- **Task statement**:
Repeat the full listing below verbatim and keep the images out.

- **Materials provided**:
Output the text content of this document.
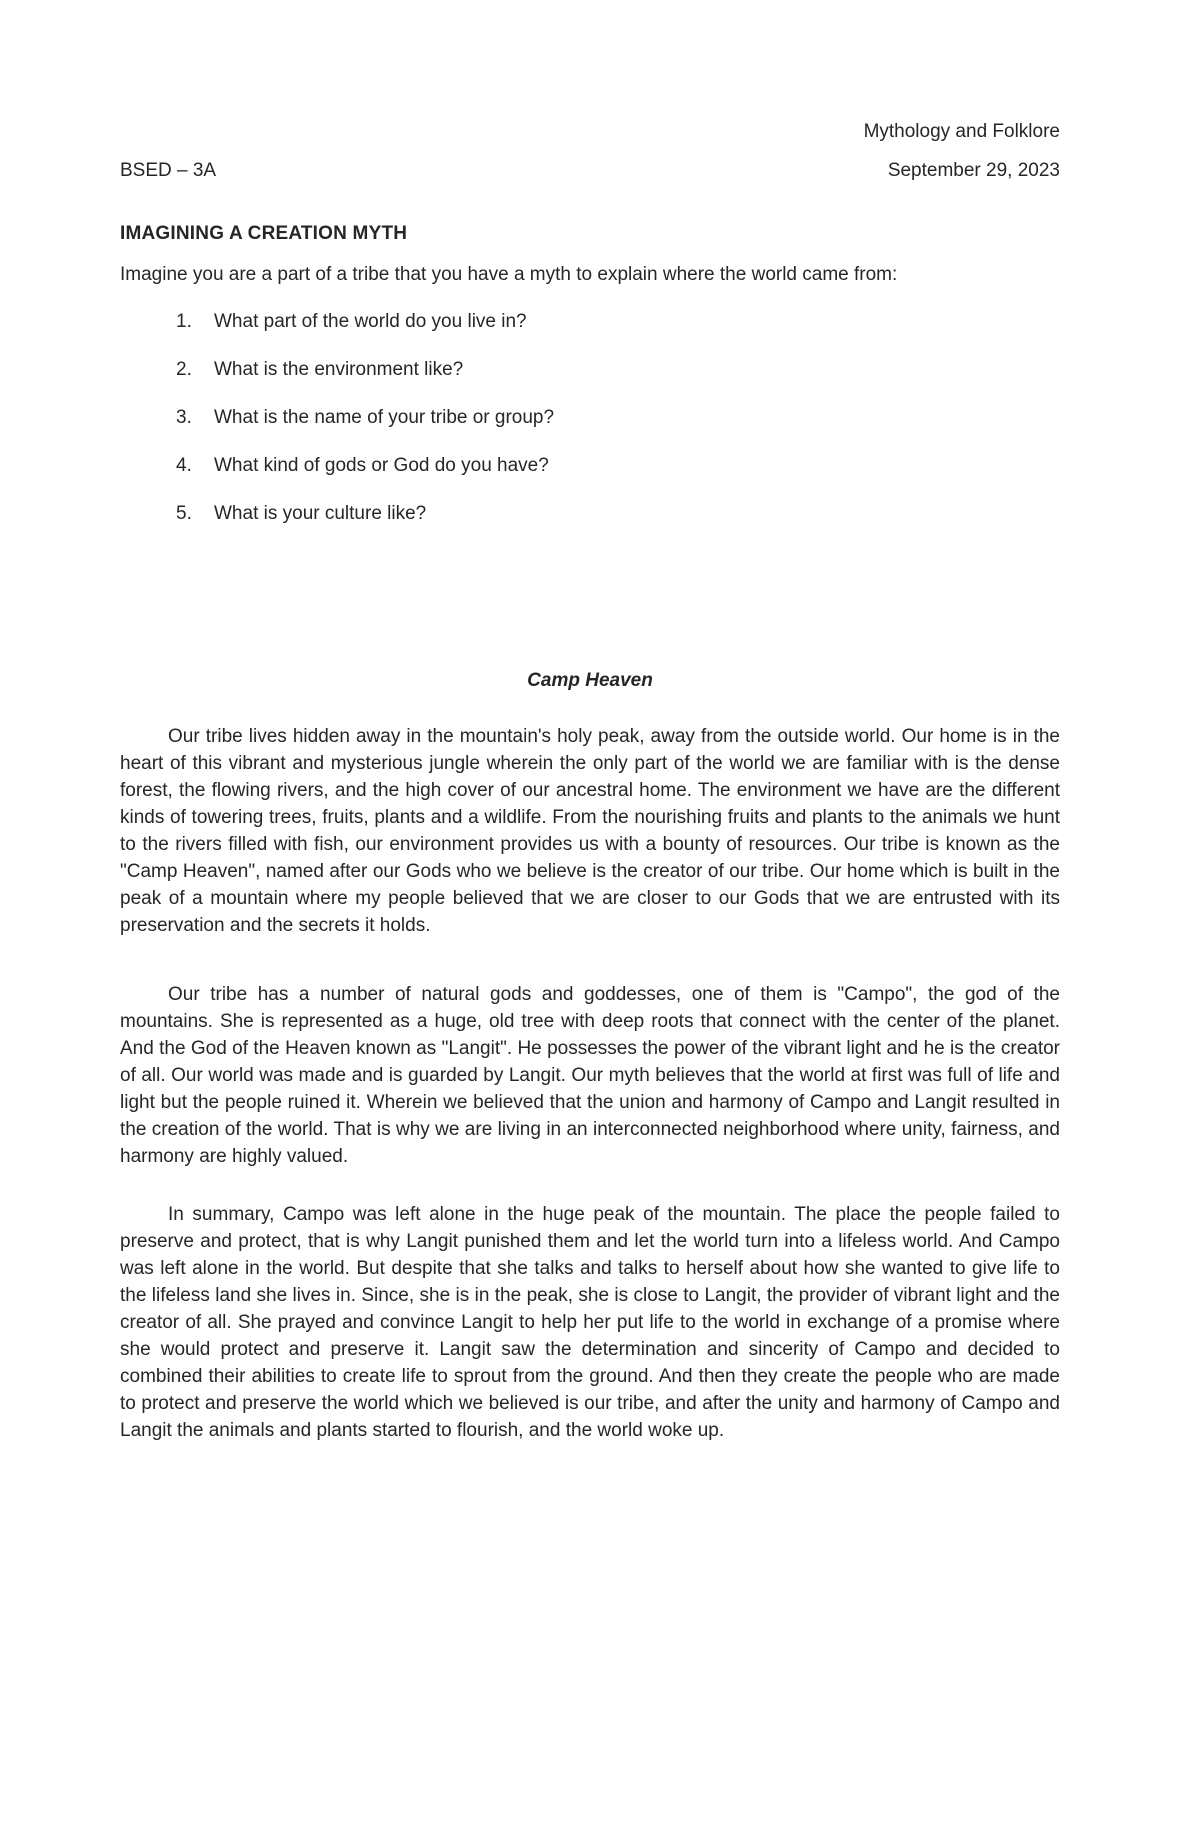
Mythology and Folklore
BSED – 3A	September 29, 2023
IMAGINING A CREATION MYTH
Imagine you are a part of a tribe that you have a myth to explain where the world came from:
What part of the world do you live in?
What is the environment like?
What is the name of your tribe or group?
What kind of gods or God do you have?
What is your culture like?
Camp Heaven

Our tribe lives hidden away in the mountain's holy peak, away from the outside world. Our home is in the heart of this vibrant and mysterious jungle wherein the only part of the world we are familiar with is the dense forest, the flowing rivers, and the high cover of our ancestral home. The environment we have are the different kinds of towering trees, fruits, plants and a wildlife. From the nourishing fruits and plants to the animals we hunt to the rivers filled with fish, our environment provides us with a bounty of resources. Our tribe is known as the "Camp Heaven", named after our Gods who we believe is the creator of our tribe. Our home which is built in the peak of a mountain where my people believed that we are closer to our Gods that we are entrusted with its preservation and the secrets it holds.

Our tribe has a number of natural gods and goddesses, one of them is "Campo", the god of the mountains. She is represented as a huge, old tree with deep roots that connect with the center of the planet. And the God of the Heaven known as "Langit". He possesses the power of the vibrant light and he is the creator of all. Our world was made and is guarded by Langit. Our myth believes that the world at first was full of life and light but the people ruined it. Wherein we believed that the union and harmony of Campo and Langit resulted in the creation of the world. That is why we are living in an interconnected neighborhood where unity, fairness, and harmony are highly valued.

In summary, Campo was left alone in the huge peak of the mountain. The place the people failed to preserve and protect, that is why Langit punished them and let the world turn into a lifeless world. And Campo was left alone in the world. But despite that she talks and talks to herself about how she wanted to give life to the lifeless land she lives in. Since, she is in the peak, she is close to Langit, the provider of vibrant light and the creator of all. She prayed and convince Langit to help her put life to the world in exchange of a promise where she would protect and preserve it. Langit saw the determination and sincerity of Campo and decided to combined their abilities to create life to sprout from the ground. And then they create the people who are made to protect and preserve the world which we believed is our tribe, and after the unity and harmony of Campo and Langit the animals and plants started to flourish, and the world woke up.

- **Result below**:
Output the text content of this document.
Mythology and Folklore
BSED – 3A	September 29, 2023
IMAGINING A CREATION MYTH
Imagine you are a part of a tribe that you have a myth to explain where the world came from:
What part of the world do you live in?
What is the environment like?
What is the name of your tribe or group?
What kind of gods or God do you have?
What is your culture like?
Camp Heaven

Our tribe lives hidden away in the mountain's holy peak, away from the outside world. Our home is in the heart of this vibrant and mysterious jungle wherein the only part of the world we are familiar with is the dense forest, the flowing rivers, and the high cover of our ancestral home. The environment we have are the different kinds of towering trees, fruits, plants and a wildlife. From the nourishing fruits and plants to the animals we hunt to the rivers filled with fish, our environment provides us with a bounty of resources. Our tribe is known as the "Camp Heaven", named after our Gods who we believe is the creator of our tribe. Our home which is built in the peak of a mountain where my people believed that we are closer to our Gods that we are entrusted with its preservation and the secrets it holds.

Our tribe has a number of natural gods and goddesses, one of them is "Campo", the god of the mountains. She is represented as a huge, old tree with deep roots that connect with the center of the planet. And the God of the Heaven known as "Langit". He possesses the power of the vibrant light and he is the creator of all. Our world was made and is guarded by Langit. Our myth believes that the world at first was full of life and light but the people ruined it. Wherein we believed that the union and harmony of Campo and Langit resulted in the creation of the world. That is why we are living in an interconnected neighborhood where unity, fairness, and harmony are highly valued.

In summary, Campo was left alone in the huge peak of the mountain. The place the people failed to preserve and protect, that is why Langit punished them and let the world turn into a lifeless world. And Campo was left alone in the world. But despite that she talks and talks to herself about how she wanted to give life to the lifeless land she lives in. Since, she is in the peak, she is close to Langit, the provider of vibrant light and the creator of all. She prayed and convince Langit to help her put life to the world in exchange of a promise where she would protect and preserve it. Langit saw the determination and sincerity of Campo and decided to combined their abilities to create life to sprout from the ground. And then they create the people who are made to protect and preserve the world which we believed is our tribe, and after the unity and harmony of Campo and Langit the animals and plants started to flourish, and the world woke up.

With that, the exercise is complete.